Problem statement: Retype every entry word for word.
— Start Raw data —
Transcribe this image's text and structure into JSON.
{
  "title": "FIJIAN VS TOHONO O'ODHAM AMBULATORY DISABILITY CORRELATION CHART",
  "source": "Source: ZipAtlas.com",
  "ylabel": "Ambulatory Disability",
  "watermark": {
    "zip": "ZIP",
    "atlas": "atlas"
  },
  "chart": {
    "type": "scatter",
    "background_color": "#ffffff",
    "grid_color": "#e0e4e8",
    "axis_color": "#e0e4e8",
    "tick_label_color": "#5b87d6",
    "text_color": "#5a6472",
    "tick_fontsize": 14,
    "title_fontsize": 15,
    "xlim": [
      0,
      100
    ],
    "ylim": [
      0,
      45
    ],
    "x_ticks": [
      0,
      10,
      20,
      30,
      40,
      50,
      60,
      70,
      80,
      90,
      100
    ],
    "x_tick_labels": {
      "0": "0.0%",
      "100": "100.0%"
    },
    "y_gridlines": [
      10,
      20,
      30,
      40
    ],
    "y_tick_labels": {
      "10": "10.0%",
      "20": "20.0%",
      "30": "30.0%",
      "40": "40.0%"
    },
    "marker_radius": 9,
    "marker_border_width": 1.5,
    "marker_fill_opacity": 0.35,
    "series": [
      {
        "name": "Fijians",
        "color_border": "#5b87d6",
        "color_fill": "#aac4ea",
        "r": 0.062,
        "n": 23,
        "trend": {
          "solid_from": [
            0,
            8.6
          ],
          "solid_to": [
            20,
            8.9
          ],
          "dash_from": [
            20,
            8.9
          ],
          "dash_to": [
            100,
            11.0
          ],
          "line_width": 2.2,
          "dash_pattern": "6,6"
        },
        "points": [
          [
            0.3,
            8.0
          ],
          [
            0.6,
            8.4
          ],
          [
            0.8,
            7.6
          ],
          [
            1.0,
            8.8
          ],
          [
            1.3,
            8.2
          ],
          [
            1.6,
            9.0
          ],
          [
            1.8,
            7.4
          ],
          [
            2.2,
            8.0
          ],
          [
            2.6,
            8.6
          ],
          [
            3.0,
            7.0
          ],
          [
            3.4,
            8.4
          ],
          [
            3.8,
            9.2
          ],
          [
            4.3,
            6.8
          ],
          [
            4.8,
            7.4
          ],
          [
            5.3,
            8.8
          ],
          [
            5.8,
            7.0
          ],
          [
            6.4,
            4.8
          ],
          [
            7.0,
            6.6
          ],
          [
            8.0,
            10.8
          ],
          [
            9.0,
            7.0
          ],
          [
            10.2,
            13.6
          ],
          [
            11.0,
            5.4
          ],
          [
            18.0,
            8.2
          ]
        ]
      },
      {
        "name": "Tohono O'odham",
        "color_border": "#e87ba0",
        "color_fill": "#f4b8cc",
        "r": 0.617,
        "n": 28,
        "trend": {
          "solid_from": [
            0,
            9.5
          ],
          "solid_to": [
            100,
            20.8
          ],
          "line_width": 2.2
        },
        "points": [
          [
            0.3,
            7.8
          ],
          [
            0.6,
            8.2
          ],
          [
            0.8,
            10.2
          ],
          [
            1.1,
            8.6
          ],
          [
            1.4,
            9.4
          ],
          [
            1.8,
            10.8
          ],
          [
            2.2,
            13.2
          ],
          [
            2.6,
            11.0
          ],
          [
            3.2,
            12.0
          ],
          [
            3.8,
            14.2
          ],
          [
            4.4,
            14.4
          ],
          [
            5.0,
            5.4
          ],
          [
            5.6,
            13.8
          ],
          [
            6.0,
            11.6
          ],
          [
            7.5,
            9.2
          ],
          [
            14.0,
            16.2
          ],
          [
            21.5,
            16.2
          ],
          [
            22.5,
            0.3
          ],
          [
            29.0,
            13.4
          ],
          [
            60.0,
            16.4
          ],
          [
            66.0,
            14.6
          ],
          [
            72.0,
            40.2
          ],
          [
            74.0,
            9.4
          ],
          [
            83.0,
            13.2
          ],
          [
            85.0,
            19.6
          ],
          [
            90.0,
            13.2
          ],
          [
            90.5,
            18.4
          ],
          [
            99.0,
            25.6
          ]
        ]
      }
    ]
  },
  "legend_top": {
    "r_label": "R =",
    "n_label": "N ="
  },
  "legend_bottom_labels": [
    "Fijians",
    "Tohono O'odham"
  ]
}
— End Raw data —
Answer to this problem:
Transcribe this image's text and structure into JSON.
{
  "title": "FIJIAN VS TOHONO O'ODHAM AMBULATORY DISABILITY CORRELATION CHART",
  "source": "Source: ZipAtlas.com",
  "ylabel": "Ambulatory Disability",
  "watermark": {
    "zip": "ZIP",
    "atlas": "atlas"
  },
  "chart": {
    "type": "scatter",
    "background_color": "#ffffff",
    "grid_color": "#e0e4e8",
    "axis_color": "#e0e4e8",
    "tick_label_color": "#5b87d6",
    "text_color": "#5a6472",
    "tick_fontsize": 14,
    "title_fontsize": 15,
    "xlim": [
      0,
      100
    ],
    "ylim": [
      0,
      45
    ],
    "x_ticks": [
      0,
      10,
      20,
      30,
      40,
      50,
      60,
      70,
      80,
      90,
      100
    ],
    "x_tick_labels": {
      "0": "0.0%",
      "100": "100.0%"
    },
    "y_gridlines": [
      10,
      20,
      30,
      40
    ],
    "y_tick_labels": {
      "10": "10.0%",
      "20": "20.0%",
      "30": "30.0%",
      "40": "40.0%"
    },
    "marker_radius": 9,
    "marker_border_width": 1.5,
    "marker_fill_opacity": 0.35,
    "series": [
      {
        "name": "Fijians",
        "color_border": "#5b87d6",
        "color_fill": "#aac4ea",
        "r": 0.062,
        "n": 23,
        "trend": {
          "solid_from": [
            0,
            8.6
          ],
          "solid_to": [
            20,
            8.9
          ],
          "dash_from": [
            20,
            8.9
          ],
          "dash_to": [
            100,
            11.0
          ],
          "line_width": 2.2,
          "dash_pattern": "6,6"
        },
        "points": [
          [
            0.3,
            8.0
          ],
          [
            0.6,
            8.4
          ],
          [
            0.8,
            7.6
          ],
          [
            1.0,
            8.8
          ],
          [
            1.3,
            8.2
          ],
          [
            1.6,
            9.0
          ],
          [
            1.8,
            7.4
          ],
          [
            2.2,
            8.0
          ],
          [
            2.6,
            8.6
          ],
          [
            3.0,
            7.0
          ],
          [
            3.4,
            8.4
          ],
          [
            3.8,
            9.2
          ],
          [
            4.3,
            6.8
          ],
          [
            4.8,
            7.4
          ],
          [
            5.3,
            8.8
          ],
          [
            5.8,
            7.0
          ],
          [
            6.4,
            4.8
          ],
          [
            7.0,
            6.6
          ],
          [
            8.0,
            10.8
          ],
          [
            9.0,
            7.0
          ],
          [
            10.2,
            13.6
          ],
          [
            11.0,
            5.4
          ],
          [
            18.0,
            8.2
          ]
        ]
      },
      {
        "name": "Tohono O'odham",
        "color_border": "#e87ba0",
        "color_fill": "#f4b8cc",
        "r": 0.617,
        "n": 28,
        "trend": {
          "solid_from": [
            0,
            9.5
          ],
          "solid_to": [
            100,
            20.8
          ],
          "line_width": 2.2
        },
        "points": [
          [
            0.3,
            7.8
          ],
          [
            0.6,
            8.2
          ],
          [
            0.8,
            10.2
          ],
          [
            1.1,
            8.6
          ],
          [
            1.4,
            9.4
          ],
          [
            1.8,
            10.8
          ],
          [
            2.2,
            13.2
          ],
          [
            2.6,
            11.0
          ],
          [
            3.2,
            12.0
          ],
          [
            3.8,
            14.2
          ],
          [
            4.4,
            14.4
          ],
          [
            5.0,
            5.4
          ],
          [
            5.6,
            13.8
          ],
          [
            6.0,
            11.6
          ],
          [
            7.5,
            9.2
          ],
          [
            14.0,
            16.2
          ],
          [
            21.5,
            16.2
          ],
          [
            22.5,
            0.3
          ],
          [
            29.0,
            13.4
          ],
          [
            60.0,
            16.4
          ],
          [
            66.0,
            14.6
          ],
          [
            72.0,
            40.2
          ],
          [
            74.0,
            9.4
          ],
          [
            83.0,
            13.2
          ],
          [
            85.0,
            19.6
          ],
          [
            90.0,
            13.2
          ],
          [
            90.5,
            18.4
          ],
          [
            99.0,
            25.6
          ]
        ]
      }
    ]
  },
  "legend_top": {
    "r_label": "R =",
    "n_label": "N ="
  },
  "legend_bottom_labels": [
    "Fijians",
    "Tohono O'odham"
  ]
}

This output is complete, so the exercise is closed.